====== Given records
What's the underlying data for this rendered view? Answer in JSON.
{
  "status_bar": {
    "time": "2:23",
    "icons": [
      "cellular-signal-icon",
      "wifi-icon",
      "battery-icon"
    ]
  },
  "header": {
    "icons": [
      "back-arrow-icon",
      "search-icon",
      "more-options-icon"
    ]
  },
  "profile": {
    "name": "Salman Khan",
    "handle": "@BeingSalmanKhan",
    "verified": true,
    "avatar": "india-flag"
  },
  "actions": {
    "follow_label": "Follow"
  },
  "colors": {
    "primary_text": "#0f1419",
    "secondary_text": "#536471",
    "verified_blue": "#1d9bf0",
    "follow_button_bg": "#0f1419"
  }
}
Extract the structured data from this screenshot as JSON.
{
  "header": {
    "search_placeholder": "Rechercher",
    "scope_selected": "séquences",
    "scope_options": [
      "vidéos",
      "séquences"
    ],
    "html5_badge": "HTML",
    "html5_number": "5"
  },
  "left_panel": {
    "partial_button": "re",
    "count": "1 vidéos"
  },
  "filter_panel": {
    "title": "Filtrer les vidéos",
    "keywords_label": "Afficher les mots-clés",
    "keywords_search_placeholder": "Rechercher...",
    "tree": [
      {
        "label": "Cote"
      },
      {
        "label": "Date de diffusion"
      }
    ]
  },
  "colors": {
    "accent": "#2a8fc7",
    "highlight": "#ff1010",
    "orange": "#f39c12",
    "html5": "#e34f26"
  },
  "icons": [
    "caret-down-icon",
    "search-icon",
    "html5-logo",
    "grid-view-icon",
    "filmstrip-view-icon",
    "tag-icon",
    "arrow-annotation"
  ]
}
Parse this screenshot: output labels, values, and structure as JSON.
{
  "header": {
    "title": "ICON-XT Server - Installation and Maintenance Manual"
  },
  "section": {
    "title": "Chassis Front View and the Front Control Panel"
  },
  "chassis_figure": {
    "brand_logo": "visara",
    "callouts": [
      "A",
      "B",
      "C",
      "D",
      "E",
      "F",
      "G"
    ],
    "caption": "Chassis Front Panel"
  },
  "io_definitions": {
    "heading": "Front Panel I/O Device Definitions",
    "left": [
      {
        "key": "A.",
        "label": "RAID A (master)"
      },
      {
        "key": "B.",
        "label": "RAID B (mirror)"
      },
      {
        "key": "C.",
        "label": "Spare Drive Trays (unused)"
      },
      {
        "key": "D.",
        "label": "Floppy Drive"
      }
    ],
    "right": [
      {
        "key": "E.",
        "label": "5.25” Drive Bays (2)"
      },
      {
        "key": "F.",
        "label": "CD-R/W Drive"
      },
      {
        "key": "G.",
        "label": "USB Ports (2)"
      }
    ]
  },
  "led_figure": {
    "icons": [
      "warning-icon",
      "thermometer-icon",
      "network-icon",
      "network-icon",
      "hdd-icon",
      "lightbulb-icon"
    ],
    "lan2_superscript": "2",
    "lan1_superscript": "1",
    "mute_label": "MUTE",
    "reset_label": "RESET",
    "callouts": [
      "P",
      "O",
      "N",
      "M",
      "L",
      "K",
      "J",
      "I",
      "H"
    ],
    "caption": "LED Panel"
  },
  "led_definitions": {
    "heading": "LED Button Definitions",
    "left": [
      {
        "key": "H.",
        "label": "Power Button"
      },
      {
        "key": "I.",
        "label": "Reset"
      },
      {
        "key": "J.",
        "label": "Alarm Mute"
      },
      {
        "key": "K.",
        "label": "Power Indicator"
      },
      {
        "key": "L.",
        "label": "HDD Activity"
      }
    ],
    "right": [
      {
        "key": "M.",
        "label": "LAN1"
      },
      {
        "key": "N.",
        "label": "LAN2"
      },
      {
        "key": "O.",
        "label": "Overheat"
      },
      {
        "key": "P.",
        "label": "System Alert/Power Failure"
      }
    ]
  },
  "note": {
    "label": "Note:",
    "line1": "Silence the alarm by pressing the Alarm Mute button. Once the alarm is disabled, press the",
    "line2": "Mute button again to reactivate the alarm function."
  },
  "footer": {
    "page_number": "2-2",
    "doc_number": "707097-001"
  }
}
============
**The request:** Reproduce each line from the records that contains the word "heading".

**Written answer:**
    "heading": "Front Panel I/O Device Definitions",
    "heading": "LED Button Definitions",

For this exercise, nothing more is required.